• [Stated goal] Could you transcribe every record below exactly as written, leaving out any pictures?

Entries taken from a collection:
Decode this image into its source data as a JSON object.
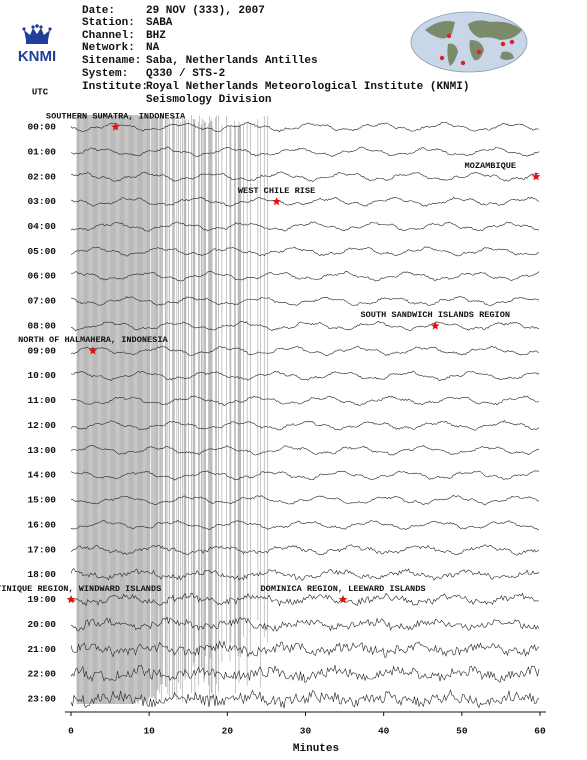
{
  "header": {
    "fields": [
      {
        "label": "Date:",
        "value": "29 NOV (333), 2007"
      },
      {
        "label": "Station:",
        "value": "SABA"
      },
      {
        "label": "Channel:",
        "value": "BHZ"
      },
      {
        "label": "Network:",
        "value": "NA"
      },
      {
        "label": "Sitename:",
        "value": "Saba, Netherlands Antilles"
      },
      {
        "label": "System:",
        "value": "Q330 / STS-2"
      },
      {
        "label": "Institute:",
        "value": "Royal Netherlands Meteorological Institute (KNMI)"
      }
    ],
    "institute_line2": "Seismology Division",
    "logo": "KNMI",
    "timezone": "UTC"
  },
  "chart_data": {
    "type": "helicorder",
    "xlabel": "Minutes",
    "xlim": [
      0,
      60
    ],
    "xticks": [
      0,
      10,
      20,
      30,
      40,
      50,
      60
    ],
    "categories": [
      "00:00",
      "01:00",
      "02:00",
      "03:00",
      "04:00",
      "05:00",
      "06:00",
      "07:00",
      "08:00",
      "09:00",
      "10:00",
      "11:00",
      "12:00",
      "13:00",
      "14:00",
      "15:00",
      "16:00",
      "17:00",
      "18:00",
      "19:00",
      "20:00",
      "21:00",
      "22:00",
      "23:00"
    ],
    "events": [
      {
        "name": "SOUTHERN SUMATRA, INDONESIA",
        "x": 5.7,
        "y": 0
      },
      {
        "name": "MOZAMBIQUE",
        "x": 59.5,
        "y": 2
      },
      {
        "name": "WEST CHILE RISE",
        "x": 26.3,
        "y": 3
      },
      {
        "name": "SOUTH SANDWICH ISLANDS REGION",
        "x": 46.6,
        "y": 8
      },
      {
        "name": "NORTH OF HALMAHERA, INDONESIA",
        "x": 2.8,
        "y": 9
      },
      {
        "name": "MARTINIQUE REGION, WINDWARD ISLANDS",
        "x": 0,
        "y": 19
      },
      {
        "name": "DOMINICA REGION, LEEWARD ISLANDS",
        "x": 34.8,
        "y": 19
      }
    ]
  }
}
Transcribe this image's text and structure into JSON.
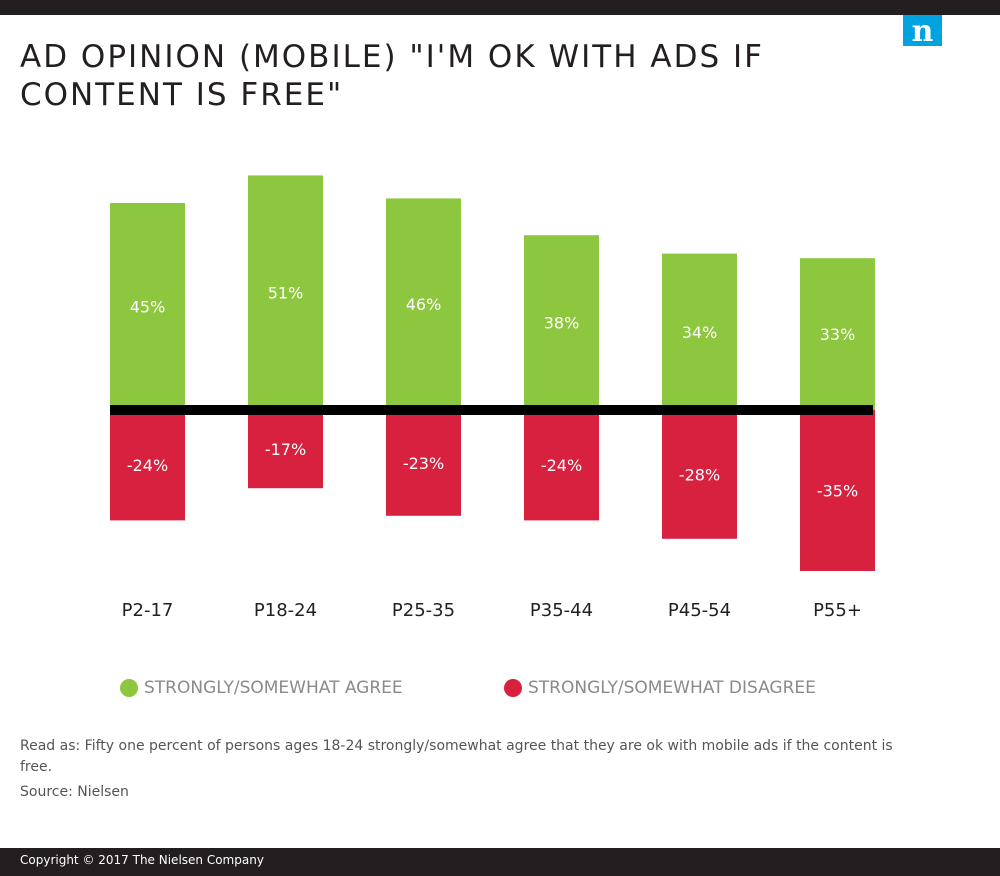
{
  "colors": {
    "agree": "#8dc63f",
    "disagree": "#d8203f",
    "axis": "#000000",
    "bar_label": "#ffffff",
    "tick": "#231f20",
    "logo_bg": "#00a3e0",
    "dark_band": "#231f20"
  },
  "logo": {
    "icon": "nielsen-n-logo",
    "letter": "n"
  },
  "chart_data": {
    "type": "bar",
    "stacked": "diverging",
    "title": "AD OPINION (MOBILE) \"I'M OK WITH ADS IF CONTENT IS FREE\"",
    "categories": [
      "P2-17",
      "P18-24",
      "P25-35",
      "P35-44",
      "P45-54",
      "P55+"
    ],
    "series": [
      {
        "name": "STRONGLY/SOMEWHAT AGREE",
        "values": [
          45,
          51,
          46,
          38,
          34,
          33
        ],
        "labels": [
          "45%",
          "51%",
          "46%",
          "38%",
          "34%",
          "33%"
        ]
      },
      {
        "name": "STRONGLY/SOMEWHAT DISAGREE",
        "values": [
          -24,
          -17,
          -23,
          -24,
          -28,
          -35
        ],
        "labels": [
          "-24%",
          "-17%",
          "-23%",
          "-24%",
          "-28%",
          "-35%"
        ]
      }
    ],
    "ylim": [
      -35,
      51
    ],
    "grid": false,
    "legend_position": "bottom"
  },
  "note": "Read as: Fifty one percent of persons ages 18-24 strongly/somewhat agree that they are ok with mobile ads if the content is free.",
  "source": "Source: Nielsen",
  "copyright": "Copyright © 2017 The Nielsen Company"
}
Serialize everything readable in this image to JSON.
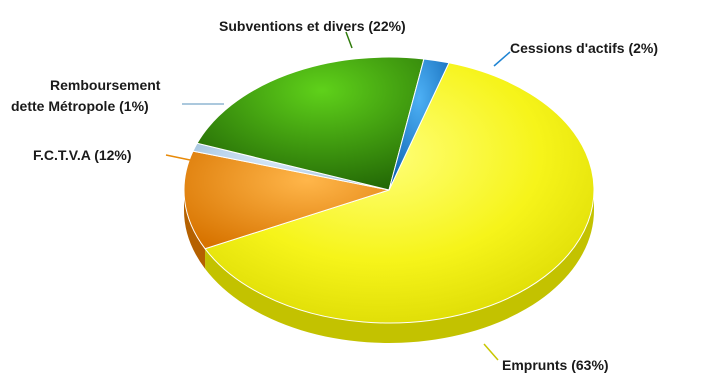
{
  "chart_data": {
    "type": "pie",
    "title": "",
    "slices": [
      {
        "label": "Emprunts (63%)",
        "value": 63,
        "color": "#eaea10"
      },
      {
        "label": "F.C.T.V.A (12%)",
        "value": 12,
        "color": "#e88a08"
      },
      {
        "label": "Remboursement dette Métropole (1%)",
        "value": 1,
        "color": "#a9c8dd"
      },
      {
        "label": "Subventions et divers (22%)",
        "value": 22,
        "color": "#3d9a0c"
      },
      {
        "label": "Cessions d'actifs (2%)",
        "value": 2,
        "color": "#1f84d3"
      }
    ],
    "legend": "none"
  }
}
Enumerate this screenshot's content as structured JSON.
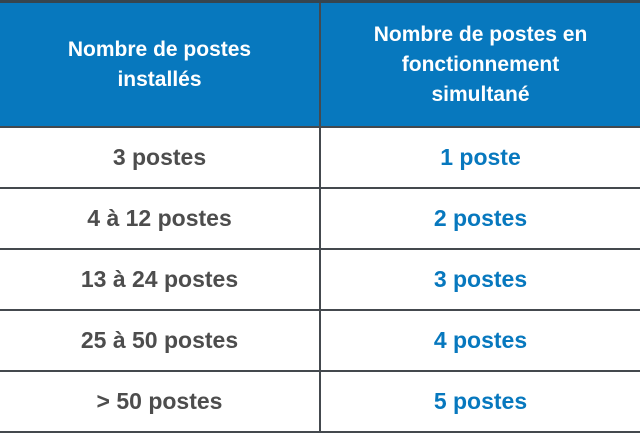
{
  "colors": {
    "header_bg": "#0778be",
    "header_text": "#ffffff",
    "value_blue": "#0778be",
    "text_dark": "#4d4d4d",
    "grid_line": "#44494e",
    "top_border": "#36454f"
  },
  "chart_data": {
    "type": "table",
    "columns": [
      "Nombre de postes installés",
      "Nombre de postes en fonctionnement simultané"
    ],
    "rows": [
      [
        "3 postes",
        "1 poste"
      ],
      [
        "4 à 12 postes",
        "2 postes"
      ],
      [
        "13 à 24 postes",
        "3 postes"
      ],
      [
        "25 à 50 postes",
        "4 postes"
      ],
      [
        "> 50 postes",
        "5 postes"
      ]
    ]
  }
}
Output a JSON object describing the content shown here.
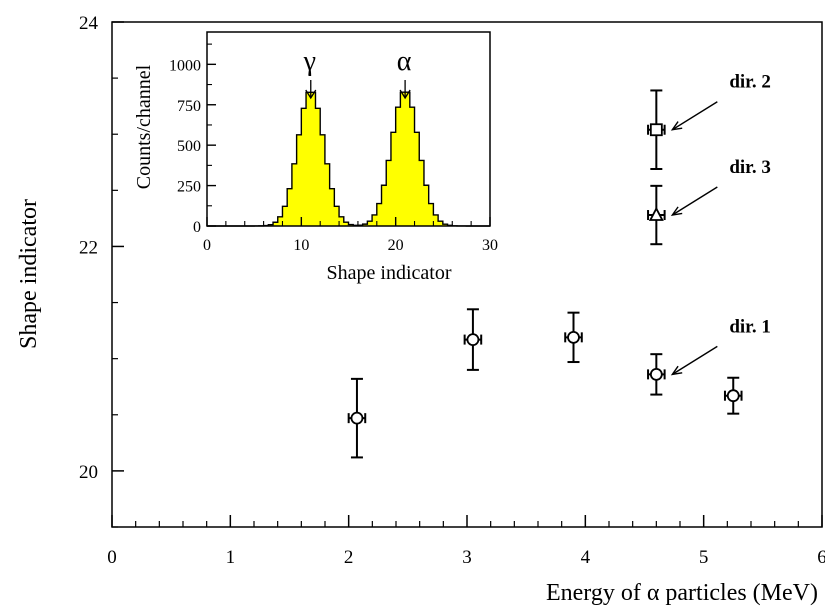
{
  "chart_data": [
    {
      "type": "scatter",
      "title": "",
      "xlabel": "Energy of α particles (MeV)",
      "ylabel": "Shape indicator",
      "xlim": [
        0,
        6
      ],
      "ylim": [
        19.5,
        24
      ],
      "x_ticks": [
        "0",
        "1",
        "2",
        "3",
        "4",
        "5",
        "6"
      ],
      "y_ticks": [
        "20",
        "22",
        "24"
      ],
      "series": [
        {
          "marker": "circle",
          "points": [
            {
              "x": 2.07,
              "y": 20.47,
              "y_err": 0.35,
              "x_err": 0.07
            },
            {
              "x": 3.05,
              "y": 21.17,
              "y_err": 0.27,
              "x_err": 0.07
            },
            {
              "x": 3.9,
              "y": 21.19,
              "y_err": 0.22,
              "x_err": 0.07
            },
            {
              "x": 4.6,
              "y": 20.86,
              "y_err": 0.18,
              "x_err": 0.07
            },
            {
              "x": 5.25,
              "y": 20.67,
              "y_err": 0.16,
              "x_err": 0.07
            }
          ]
        },
        {
          "marker": "square",
          "points": [
            {
              "x": 4.6,
              "y": 23.04,
              "y_err": 0.35,
              "x_err": 0.07
            }
          ]
        },
        {
          "marker": "triangle",
          "points": [
            {
              "x": 4.6,
              "y": 22.28,
              "y_err": 0.26,
              "x_err": 0.07
            }
          ]
        }
      ],
      "annotations": [
        {
          "text": "dir. 2",
          "x": 4.6,
          "y": 23.04
        },
        {
          "text": "dir. 3",
          "x": 4.6,
          "y": 22.28
        },
        {
          "text": "dir. 1",
          "x": 4.6,
          "y": 20.86
        }
      ]
    },
    {
      "type": "area",
      "title": "",
      "xlabel": "Shape indicator",
      "ylabel": "Counts/channel",
      "xlim": [
        0,
        30
      ],
      "ylim": [
        0,
        1200
      ],
      "x_ticks": [
        "0",
        "10",
        "20",
        "30"
      ],
      "y_ticks": [
        "0",
        "250",
        "500",
        "750",
        "1000"
      ],
      "fill_color": "#ffff00",
      "series": [
        {
          "peak_label": "γ",
          "center": 11,
          "sigma": 1.4,
          "amplitude": 840
        },
        {
          "peak_label": "α",
          "center": 21,
          "sigma": 1.45,
          "amplitude": 840
        }
      ]
    }
  ]
}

• [Complete answer]
Decode this image into its source data as a JSON object.
{
  "header": {
    "fields": [
      {
        "label": "Date:",
        "value": "29 NOV (333), 2007"
      },
      {
        "label": "Station:",
        "value": "SABA"
      },
      {
        "label": "Channel:",
        "value": "BHZ"
      },
      {
        "label": "Network:",
        "value": "NA"
      },
      {
        "label": "Sitename:",
        "value": "Saba, Netherlands Antilles"
      },
      {
        "label": "System:",
        "value": "Q330 / STS-2"
      },
      {
        "label": "Institute:",
        "value": "Royal Netherlands Meteorological Institute (KNMI)"
      }
    ],
    "institute_line2": "Seismology Division",
    "logo": "KNMI",
    "timezone": "UTC"
  },
  "chart_data": {
    "type": "helicorder",
    "xlabel": "Minutes",
    "xlim": [
      0,
      60
    ],
    "xticks": [
      0,
      10,
      20,
      30,
      40,
      50,
      60
    ],
    "categories": [
      "00:00",
      "01:00",
      "02:00",
      "03:00",
      "04:00",
      "05:00",
      "06:00",
      "07:00",
      "08:00",
      "09:00",
      "10:00",
      "11:00",
      "12:00",
      "13:00",
      "14:00",
      "15:00",
      "16:00",
      "17:00",
      "18:00",
      "19:00",
      "20:00",
      "21:00",
      "22:00",
      "23:00"
    ],
    "events": [
      {
        "name": "SOUTHERN SUMATRA, INDONESIA",
        "x": 5.7,
        "y": 0
      },
      {
        "name": "MOZAMBIQUE",
        "x": 59.5,
        "y": 2
      },
      {
        "name": "WEST CHILE RISE",
        "x": 26.3,
        "y": 3
      },
      {
        "name": "SOUTH SANDWICH ISLANDS REGION",
        "x": 46.6,
        "y": 8
      },
      {
        "name": "NORTH OF HALMAHERA, INDONESIA",
        "x": 2.8,
        "y": 9
      },
      {
        "name": "MARTINIQUE REGION, WINDWARD ISLANDS",
        "x": 0,
        "y": 19
      },
      {
        "name": "DOMINICA REGION, LEEWARD ISLANDS",
        "x": 34.8,
        "y": 19
      }
    ]
  }
}
Transcribe this image's text and structure into JSON.
{
  "colors": {
    "agree": "#8dc63f",
    "disagree": "#d8203f",
    "axis": "#000000",
    "bar_label": "#ffffff",
    "tick": "#231f20",
    "logo_bg": "#00a3e0",
    "dark_band": "#231f20"
  },
  "logo": {
    "icon": "nielsen-n-logo",
    "letter": "n"
  },
  "chart_data": {
    "type": "bar",
    "stacked": "diverging",
    "title": "AD OPINION (MOBILE) \"I'M OK WITH ADS IF CONTENT IS FREE\"",
    "categories": [
      "P2-17",
      "P18-24",
      "P25-35",
      "P35-44",
      "P45-54",
      "P55+"
    ],
    "series": [
      {
        "name": "STRONGLY/SOMEWHAT AGREE",
        "values": [
          45,
          51,
          46,
          38,
          34,
          33
        ],
        "labels": [
          "45%",
          "51%",
          "46%",
          "38%",
          "34%",
          "33%"
        ]
      },
      {
        "name": "STRONGLY/SOMEWHAT DISAGREE",
        "values": [
          -24,
          -17,
          -23,
          -24,
          -28,
          -35
        ],
        "labels": [
          "-24%",
          "-17%",
          "-23%",
          "-24%",
          "-28%",
          "-35%"
        ]
      }
    ],
    "ylim": [
      -35,
      51
    ],
    "grid": false,
    "legend_position": "bottom"
  },
  "note": "Read as: Fifty one percent of persons ages 18-24 strongly/somewhat agree that they are ok with mobile ads if the content is free.",
  "source": "Source: Nielsen",
  "copyright": "Copyright © 2017 The Nielsen Company"
}
Serialize everything readable in this image to JSON.
{
  "chart_data": {
    "type": "pie",
    "title": "",
    "slices": [
      {
        "label": "Emprunts (63%)",
        "value": 63,
        "color": "#eaea10"
      },
      {
        "label": "F.C.T.V.A (12%)",
        "value": 12,
        "color": "#e88a08"
      },
      {
        "label": "Remboursement dette Métropole (1%)",
        "value": 1,
        "color": "#a9c8dd"
      },
      {
        "label": "Subventions et divers (22%)",
        "value": 22,
        "color": "#3d9a0c"
      },
      {
        "label": "Cessions d'actifs (2%)",
        "value": 2,
        "color": "#1f84d3"
      }
    ],
    "legend": "none"
  }
}
Enumerate this screenshot's content as structured JSON.
{
  "colors": {
    "header_bg": "#0778be",
    "header_text": "#ffffff",
    "value_blue": "#0778be",
    "text_dark": "#4d4d4d",
    "grid_line": "#44494e",
    "top_border": "#36454f"
  },
  "chart_data": {
    "type": "table",
    "columns": [
      "Nombre de postes installés",
      "Nombre de postes en fonctionnement simultané"
    ],
    "rows": [
      [
        "3 postes",
        "1 poste"
      ],
      [
        "4 à 12 postes",
        "2 postes"
      ],
      [
        "13 à 24 postes",
        "3 postes"
      ],
      [
        "25 à 50 postes",
        "4 postes"
      ],
      [
        "> 50 postes",
        "5 postes"
      ]
    ]
  }
}
Output a JSON object describing the content shown here.
{
  "chart_data": [
    {
      "type": "scatter",
      "title": "",
      "xlabel": "Energy of α particles (MeV)",
      "ylabel": "Shape indicator",
      "xlim": [
        0,
        6
      ],
      "ylim": [
        19.5,
        24
      ],
      "x_ticks": [
        "0",
        "1",
        "2",
        "3",
        "4",
        "5",
        "6"
      ],
      "y_ticks": [
        "20",
        "22",
        "24"
      ],
      "series": [
        {
          "marker": "circle",
          "points": [
            {
              "x": 2.07,
              "y": 20.47,
              "y_err": 0.35,
              "x_err": 0.07
            },
            {
              "x": 3.05,
              "y": 21.17,
              "y_err": 0.27,
              "x_err": 0.07
            },
            {
              "x": 3.9,
              "y": 21.19,
              "y_err": 0.22,
              "x_err": 0.07
            },
            {
              "x": 4.6,
              "y": 20.86,
              "y_err": 0.18,
              "x_err": 0.07
            },
            {
              "x": 5.25,
              "y": 20.67,
              "y_err": 0.16,
              "x_err": 0.07
            }
          ]
        },
        {
          "marker": "square",
          "points": [
            {
              "x": 4.6,
              "y": 23.04,
              "y_err": 0.35,
              "x_err": 0.07
            }
          ]
        },
        {
          "marker": "triangle",
          "points": [
            {
              "x": 4.6,
              "y": 22.28,
              "y_err": 0.26,
              "x_err": 0.07
            }
          ]
        }
      ],
      "annotations": [
        {
          "text": "dir. 2",
          "x": 4.6,
          "y": 23.04
        },
        {
          "text": "dir. 3",
          "x": 4.6,
          "y": 22.28
        },
        {
          "text": "dir. 1",
          "x": 4.6,
          "y": 20.86
        }
      ]
    },
    {
      "type": "area",
      "title": "",
      "xlabel": "Shape indicator",
      "ylabel": "Counts/channel",
      "xlim": [
        0,
        30
      ],
      "ylim": [
        0,
        1200
      ],
      "x_ticks": [
        "0",
        "10",
        "20",
        "30"
      ],
      "y_ticks": [
        "0",
        "250",
        "500",
        "750",
        "1000"
      ],
      "fill_color": "#ffff00",
      "series": [
        {
          "peak_label": "γ",
          "center": 11,
          "sigma": 1.4,
          "amplitude": 840
        },
        {
          "peak_label": "α",
          "center": 21,
          "sigma": 1.45,
          "amplitude": 840
        }
      ]
    }
  ]
}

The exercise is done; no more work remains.